**Directions**. Count the lines containing "Mängelquote". Give the number alone.

========================================================================

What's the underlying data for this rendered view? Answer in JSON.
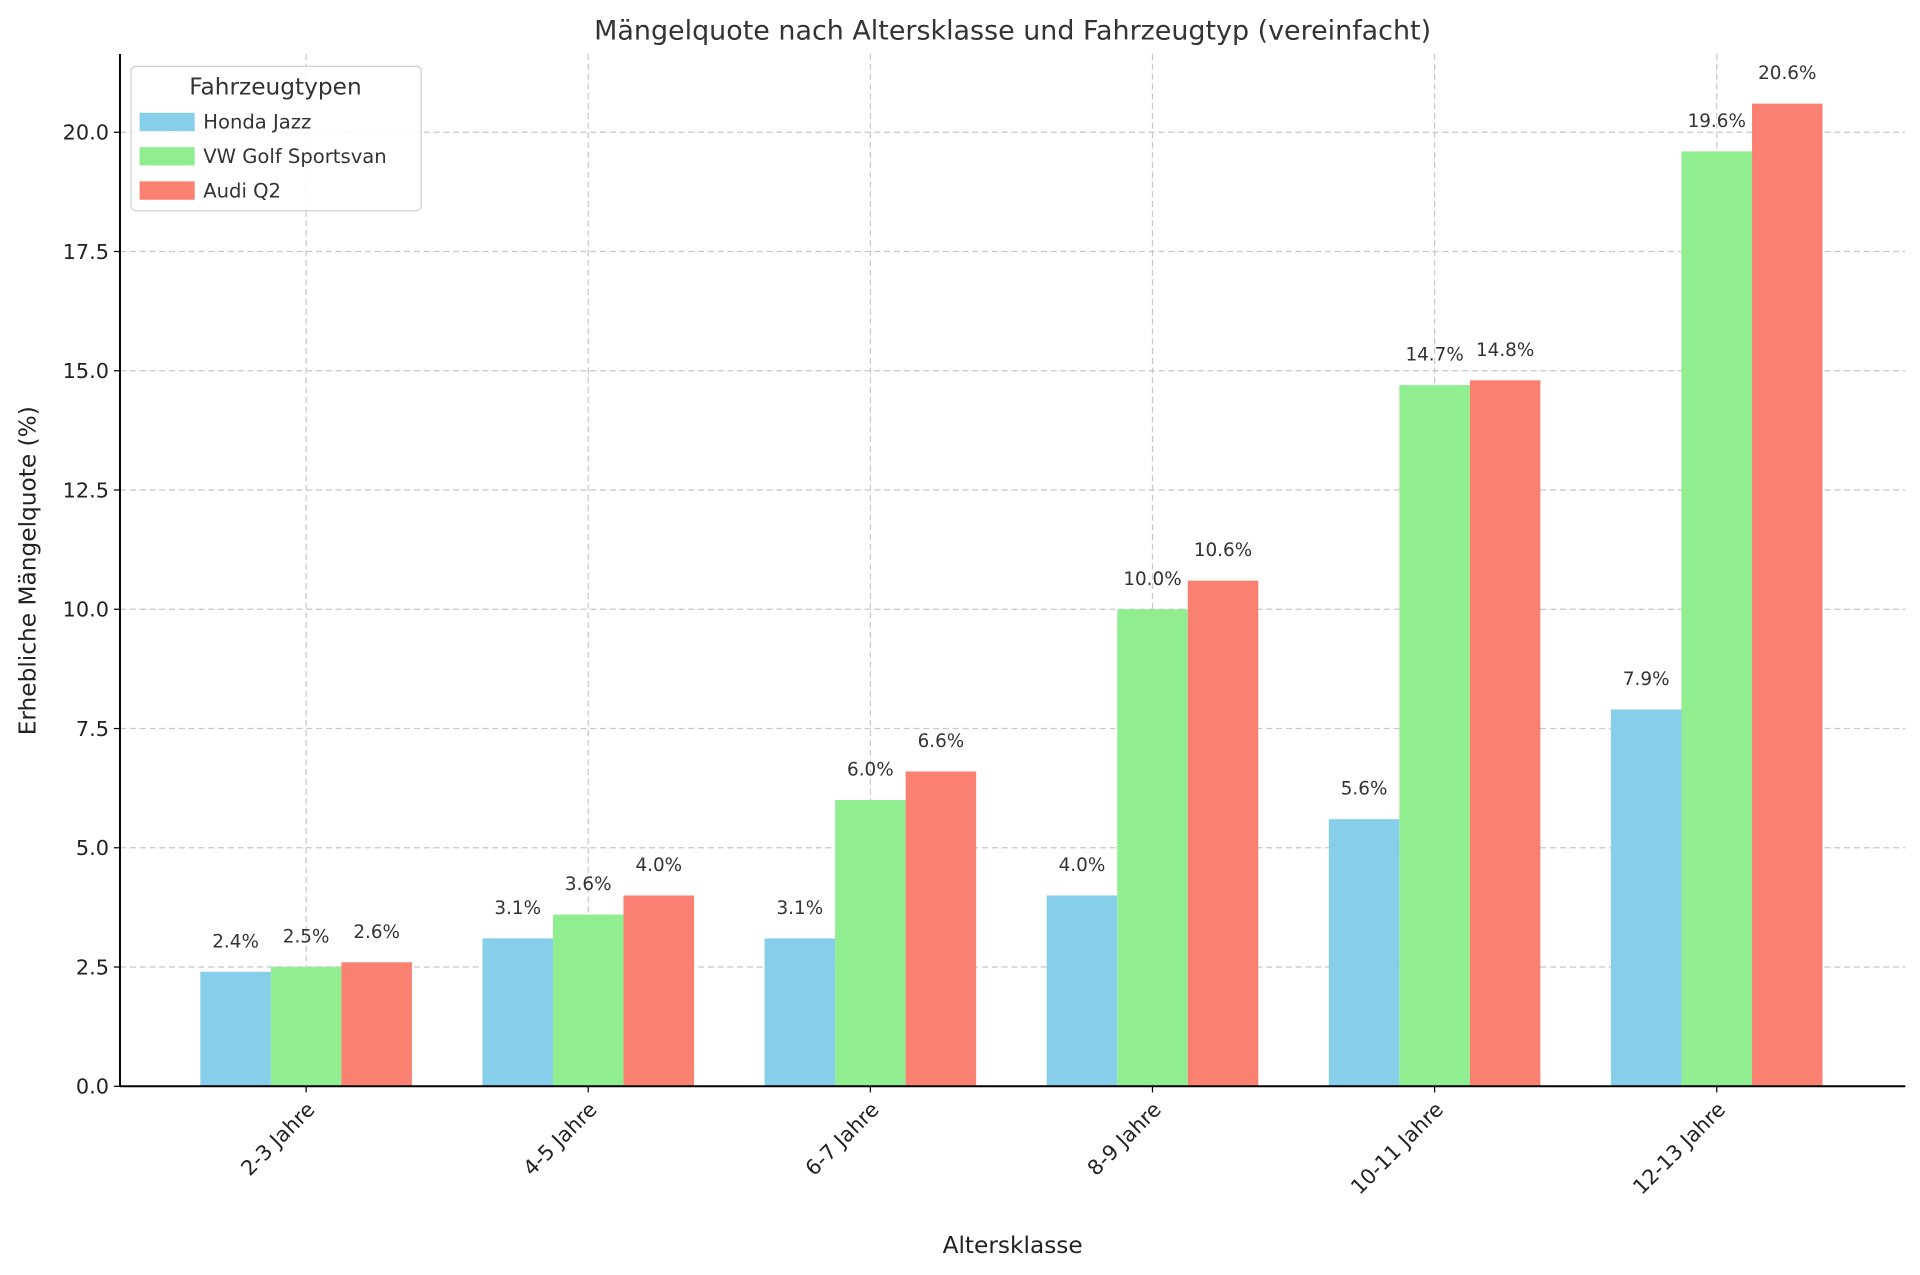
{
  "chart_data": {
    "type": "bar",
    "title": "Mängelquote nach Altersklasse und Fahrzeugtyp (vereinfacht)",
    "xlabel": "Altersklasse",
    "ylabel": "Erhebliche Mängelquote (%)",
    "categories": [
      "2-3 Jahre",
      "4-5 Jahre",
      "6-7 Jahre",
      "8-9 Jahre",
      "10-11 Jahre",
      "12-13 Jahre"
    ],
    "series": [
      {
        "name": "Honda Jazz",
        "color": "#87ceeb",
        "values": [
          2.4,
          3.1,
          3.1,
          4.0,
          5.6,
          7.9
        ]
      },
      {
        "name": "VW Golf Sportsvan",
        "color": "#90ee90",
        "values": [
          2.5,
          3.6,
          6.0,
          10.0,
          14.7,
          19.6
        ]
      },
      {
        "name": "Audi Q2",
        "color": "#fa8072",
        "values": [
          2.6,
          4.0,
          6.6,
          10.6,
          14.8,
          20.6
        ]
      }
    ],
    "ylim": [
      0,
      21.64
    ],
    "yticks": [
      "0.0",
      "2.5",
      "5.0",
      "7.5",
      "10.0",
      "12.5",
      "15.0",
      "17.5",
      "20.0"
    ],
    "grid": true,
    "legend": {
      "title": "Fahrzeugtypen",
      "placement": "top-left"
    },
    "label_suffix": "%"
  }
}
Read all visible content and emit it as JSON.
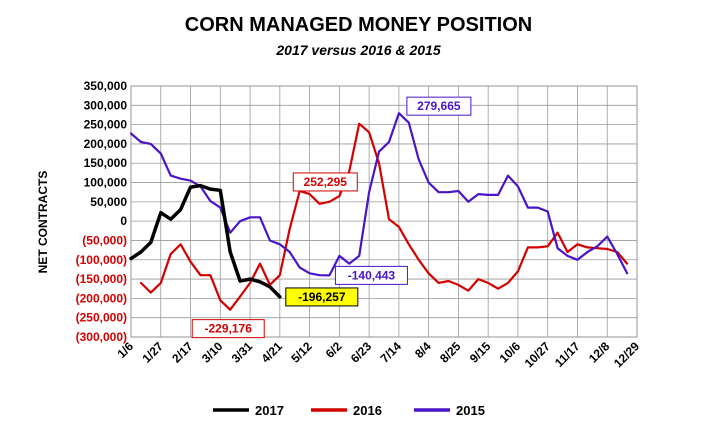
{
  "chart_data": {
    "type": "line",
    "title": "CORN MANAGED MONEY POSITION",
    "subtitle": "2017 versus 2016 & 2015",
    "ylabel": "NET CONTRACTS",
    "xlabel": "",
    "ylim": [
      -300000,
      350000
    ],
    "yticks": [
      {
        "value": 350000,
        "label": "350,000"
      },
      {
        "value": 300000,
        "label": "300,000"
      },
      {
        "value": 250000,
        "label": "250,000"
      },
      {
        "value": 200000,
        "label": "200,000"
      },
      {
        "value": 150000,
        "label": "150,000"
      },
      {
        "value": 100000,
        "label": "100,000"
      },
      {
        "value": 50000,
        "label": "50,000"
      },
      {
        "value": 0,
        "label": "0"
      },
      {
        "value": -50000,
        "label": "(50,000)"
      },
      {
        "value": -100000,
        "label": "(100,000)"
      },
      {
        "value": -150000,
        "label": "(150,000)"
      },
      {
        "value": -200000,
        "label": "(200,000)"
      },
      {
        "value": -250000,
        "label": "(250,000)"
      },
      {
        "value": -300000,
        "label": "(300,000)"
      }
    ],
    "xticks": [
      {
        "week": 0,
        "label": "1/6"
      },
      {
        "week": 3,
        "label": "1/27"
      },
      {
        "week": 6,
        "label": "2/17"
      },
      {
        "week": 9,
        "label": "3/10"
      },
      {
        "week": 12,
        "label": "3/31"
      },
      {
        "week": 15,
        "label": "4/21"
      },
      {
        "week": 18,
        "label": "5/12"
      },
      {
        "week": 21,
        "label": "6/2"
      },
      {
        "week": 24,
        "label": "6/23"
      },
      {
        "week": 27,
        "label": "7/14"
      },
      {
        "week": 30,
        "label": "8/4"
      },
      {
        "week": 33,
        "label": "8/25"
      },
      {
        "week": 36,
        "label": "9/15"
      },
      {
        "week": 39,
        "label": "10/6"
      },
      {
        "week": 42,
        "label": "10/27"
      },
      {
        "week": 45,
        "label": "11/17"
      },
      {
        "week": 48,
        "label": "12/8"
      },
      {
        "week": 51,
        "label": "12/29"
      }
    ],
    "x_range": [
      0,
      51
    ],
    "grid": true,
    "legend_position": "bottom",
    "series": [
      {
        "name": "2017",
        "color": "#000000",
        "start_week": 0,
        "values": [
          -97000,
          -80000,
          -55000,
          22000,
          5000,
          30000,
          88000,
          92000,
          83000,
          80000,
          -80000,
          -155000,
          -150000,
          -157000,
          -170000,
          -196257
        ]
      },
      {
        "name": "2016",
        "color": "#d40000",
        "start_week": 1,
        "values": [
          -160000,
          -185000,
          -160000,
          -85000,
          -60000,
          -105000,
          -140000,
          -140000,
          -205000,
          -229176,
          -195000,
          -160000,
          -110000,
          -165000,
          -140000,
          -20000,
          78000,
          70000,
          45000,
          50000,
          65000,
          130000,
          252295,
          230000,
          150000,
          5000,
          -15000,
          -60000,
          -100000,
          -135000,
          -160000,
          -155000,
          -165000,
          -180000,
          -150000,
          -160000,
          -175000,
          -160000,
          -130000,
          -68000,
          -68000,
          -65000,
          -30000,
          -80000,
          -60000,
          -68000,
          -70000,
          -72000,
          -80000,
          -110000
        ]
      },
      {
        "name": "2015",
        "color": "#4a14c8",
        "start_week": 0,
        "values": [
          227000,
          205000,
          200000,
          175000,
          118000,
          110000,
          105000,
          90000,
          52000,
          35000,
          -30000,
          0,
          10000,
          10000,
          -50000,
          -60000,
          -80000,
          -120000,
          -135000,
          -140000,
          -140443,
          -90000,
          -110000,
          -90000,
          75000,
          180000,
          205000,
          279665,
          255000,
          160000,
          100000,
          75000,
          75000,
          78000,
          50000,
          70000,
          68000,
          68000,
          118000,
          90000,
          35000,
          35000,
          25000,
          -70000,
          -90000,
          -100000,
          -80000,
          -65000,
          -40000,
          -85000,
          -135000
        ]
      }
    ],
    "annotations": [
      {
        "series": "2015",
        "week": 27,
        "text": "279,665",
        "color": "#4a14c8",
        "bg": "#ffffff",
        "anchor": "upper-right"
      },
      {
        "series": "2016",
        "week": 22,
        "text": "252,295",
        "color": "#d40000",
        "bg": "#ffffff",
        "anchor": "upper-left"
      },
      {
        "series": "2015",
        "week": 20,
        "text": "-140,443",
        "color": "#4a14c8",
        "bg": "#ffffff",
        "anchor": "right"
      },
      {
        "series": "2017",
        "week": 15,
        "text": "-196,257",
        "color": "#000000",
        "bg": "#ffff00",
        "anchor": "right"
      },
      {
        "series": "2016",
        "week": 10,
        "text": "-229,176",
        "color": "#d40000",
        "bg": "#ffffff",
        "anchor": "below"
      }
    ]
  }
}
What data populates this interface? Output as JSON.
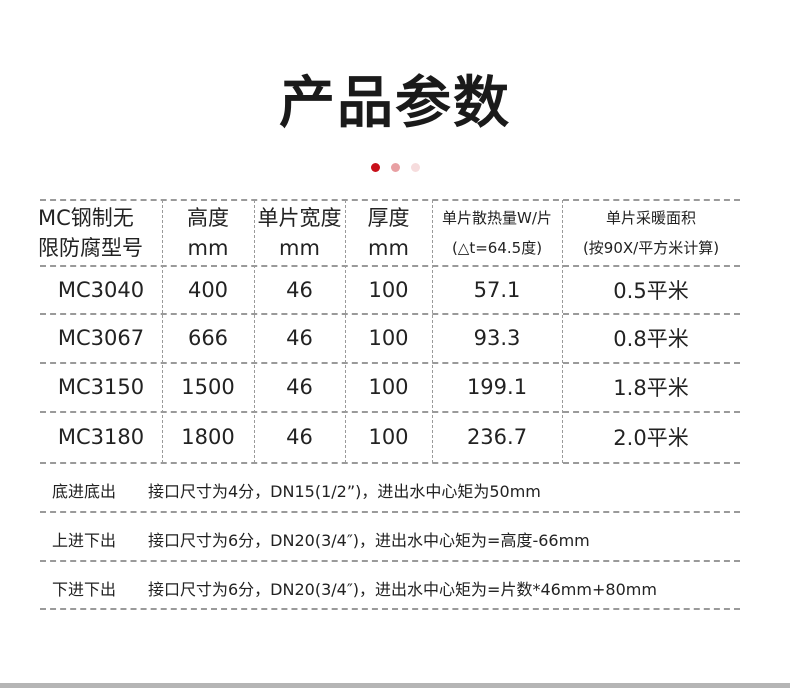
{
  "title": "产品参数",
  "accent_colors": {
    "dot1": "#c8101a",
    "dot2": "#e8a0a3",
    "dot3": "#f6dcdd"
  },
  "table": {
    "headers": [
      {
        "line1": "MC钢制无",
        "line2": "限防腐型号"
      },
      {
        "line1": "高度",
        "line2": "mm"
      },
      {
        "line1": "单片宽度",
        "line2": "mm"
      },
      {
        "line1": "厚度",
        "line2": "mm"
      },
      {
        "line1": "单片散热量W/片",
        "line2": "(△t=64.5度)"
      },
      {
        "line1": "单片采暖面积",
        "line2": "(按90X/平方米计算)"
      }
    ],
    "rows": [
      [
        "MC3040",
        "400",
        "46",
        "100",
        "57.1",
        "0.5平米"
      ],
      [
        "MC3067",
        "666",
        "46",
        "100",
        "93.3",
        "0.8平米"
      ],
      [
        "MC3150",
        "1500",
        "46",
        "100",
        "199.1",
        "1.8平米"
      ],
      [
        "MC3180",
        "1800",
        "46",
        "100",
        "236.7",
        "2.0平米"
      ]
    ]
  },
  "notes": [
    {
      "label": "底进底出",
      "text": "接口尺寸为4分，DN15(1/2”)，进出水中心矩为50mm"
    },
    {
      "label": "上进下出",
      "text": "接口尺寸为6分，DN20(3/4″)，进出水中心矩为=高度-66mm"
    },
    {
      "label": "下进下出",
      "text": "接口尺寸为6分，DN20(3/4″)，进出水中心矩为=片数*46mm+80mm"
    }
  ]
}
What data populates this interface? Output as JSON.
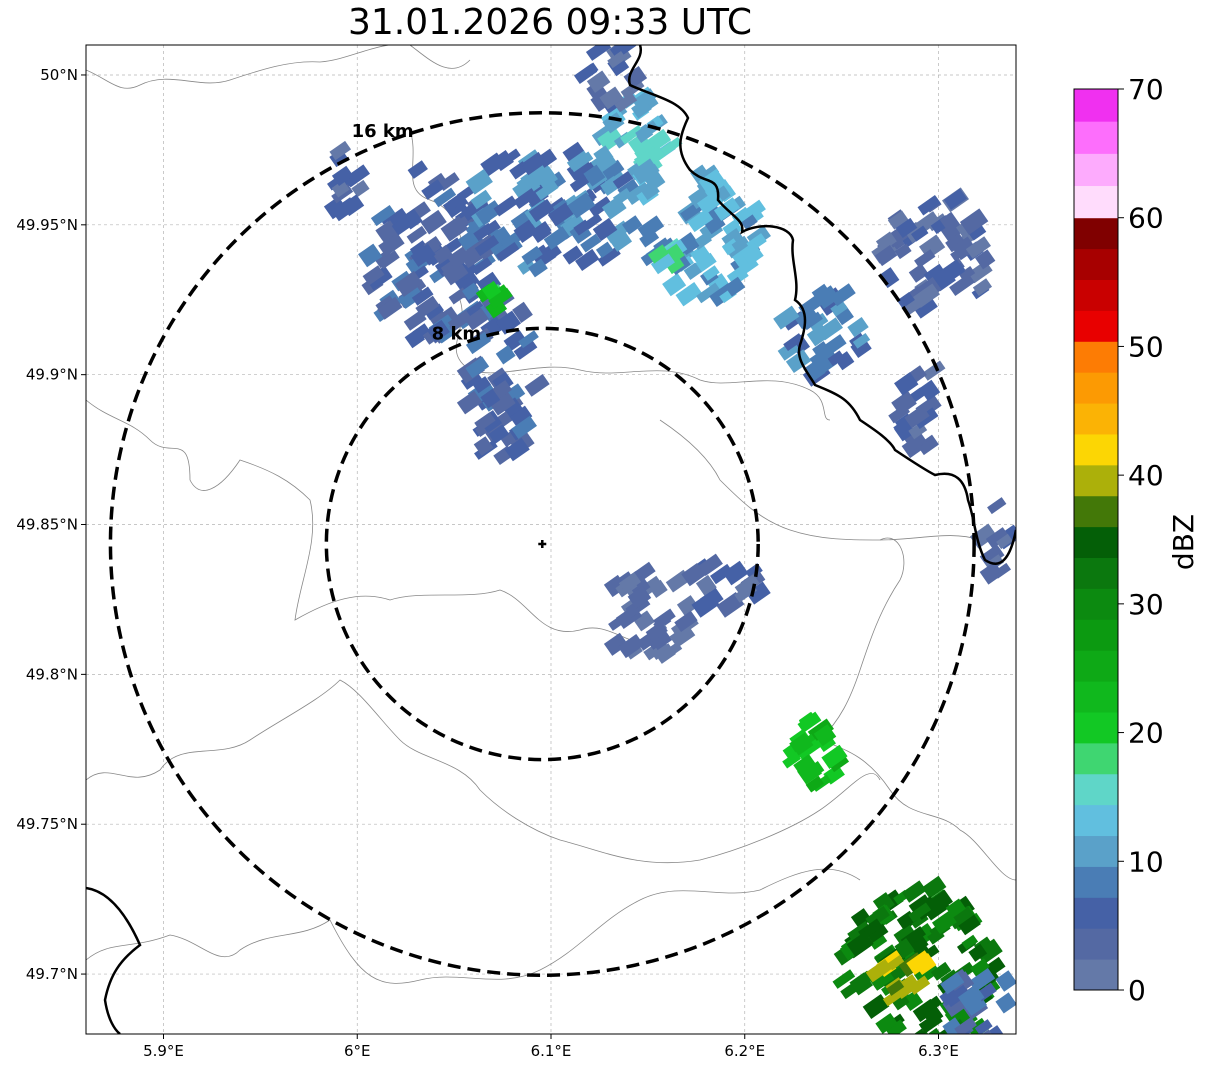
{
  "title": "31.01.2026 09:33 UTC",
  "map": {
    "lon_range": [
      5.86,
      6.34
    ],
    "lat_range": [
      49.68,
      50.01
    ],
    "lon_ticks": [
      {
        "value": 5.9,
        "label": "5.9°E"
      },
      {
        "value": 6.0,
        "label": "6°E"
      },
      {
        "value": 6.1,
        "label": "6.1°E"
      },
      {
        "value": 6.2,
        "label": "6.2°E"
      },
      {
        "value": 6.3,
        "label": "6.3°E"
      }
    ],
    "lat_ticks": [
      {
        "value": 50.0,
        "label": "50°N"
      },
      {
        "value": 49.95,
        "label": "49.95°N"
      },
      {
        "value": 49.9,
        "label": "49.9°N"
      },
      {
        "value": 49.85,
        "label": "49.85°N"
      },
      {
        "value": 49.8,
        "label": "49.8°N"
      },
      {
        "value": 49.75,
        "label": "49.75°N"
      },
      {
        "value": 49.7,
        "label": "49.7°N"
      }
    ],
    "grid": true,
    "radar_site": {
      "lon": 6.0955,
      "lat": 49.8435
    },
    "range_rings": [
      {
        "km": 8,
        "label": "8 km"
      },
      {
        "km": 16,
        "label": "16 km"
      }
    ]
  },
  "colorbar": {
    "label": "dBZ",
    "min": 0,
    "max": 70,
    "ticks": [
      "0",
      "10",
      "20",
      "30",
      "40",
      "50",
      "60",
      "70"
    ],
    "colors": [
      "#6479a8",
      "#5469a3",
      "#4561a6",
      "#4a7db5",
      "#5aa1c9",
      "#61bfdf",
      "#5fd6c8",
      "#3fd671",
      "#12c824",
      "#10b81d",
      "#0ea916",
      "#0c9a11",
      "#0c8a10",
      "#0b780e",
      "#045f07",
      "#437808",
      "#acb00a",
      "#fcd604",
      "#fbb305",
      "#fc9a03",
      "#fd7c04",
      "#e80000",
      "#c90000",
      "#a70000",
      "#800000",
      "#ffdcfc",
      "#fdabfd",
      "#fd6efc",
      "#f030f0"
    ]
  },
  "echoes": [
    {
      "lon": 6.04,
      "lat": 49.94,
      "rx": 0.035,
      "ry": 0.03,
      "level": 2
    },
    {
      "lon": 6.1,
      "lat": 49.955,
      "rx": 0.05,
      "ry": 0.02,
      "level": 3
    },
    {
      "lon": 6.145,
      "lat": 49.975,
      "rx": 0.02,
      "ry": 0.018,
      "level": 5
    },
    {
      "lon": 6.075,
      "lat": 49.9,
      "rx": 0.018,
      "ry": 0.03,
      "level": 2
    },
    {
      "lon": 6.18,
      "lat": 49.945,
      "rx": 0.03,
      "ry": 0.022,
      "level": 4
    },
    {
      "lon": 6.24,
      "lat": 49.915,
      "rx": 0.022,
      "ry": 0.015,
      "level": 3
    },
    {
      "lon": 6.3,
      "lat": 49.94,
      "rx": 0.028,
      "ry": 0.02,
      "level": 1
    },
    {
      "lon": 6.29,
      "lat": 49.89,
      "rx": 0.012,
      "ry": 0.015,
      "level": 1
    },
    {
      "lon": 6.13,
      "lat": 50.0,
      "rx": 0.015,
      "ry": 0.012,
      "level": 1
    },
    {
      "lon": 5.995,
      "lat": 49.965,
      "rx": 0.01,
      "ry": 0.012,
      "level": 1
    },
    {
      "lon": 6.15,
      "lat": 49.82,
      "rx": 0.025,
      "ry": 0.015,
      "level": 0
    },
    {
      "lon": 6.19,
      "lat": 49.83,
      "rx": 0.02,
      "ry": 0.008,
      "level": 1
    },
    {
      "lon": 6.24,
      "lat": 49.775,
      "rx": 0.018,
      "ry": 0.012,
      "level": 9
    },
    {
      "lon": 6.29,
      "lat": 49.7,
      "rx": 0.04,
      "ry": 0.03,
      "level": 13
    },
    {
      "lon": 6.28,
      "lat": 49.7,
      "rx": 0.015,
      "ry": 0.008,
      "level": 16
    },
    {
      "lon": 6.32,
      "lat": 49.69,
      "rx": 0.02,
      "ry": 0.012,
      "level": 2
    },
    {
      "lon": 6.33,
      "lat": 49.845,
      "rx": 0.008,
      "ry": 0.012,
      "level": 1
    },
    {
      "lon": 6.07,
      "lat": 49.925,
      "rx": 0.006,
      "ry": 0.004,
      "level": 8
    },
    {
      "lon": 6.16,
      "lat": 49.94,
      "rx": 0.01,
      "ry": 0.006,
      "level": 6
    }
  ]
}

========================================================================

**Solution for this task**. 2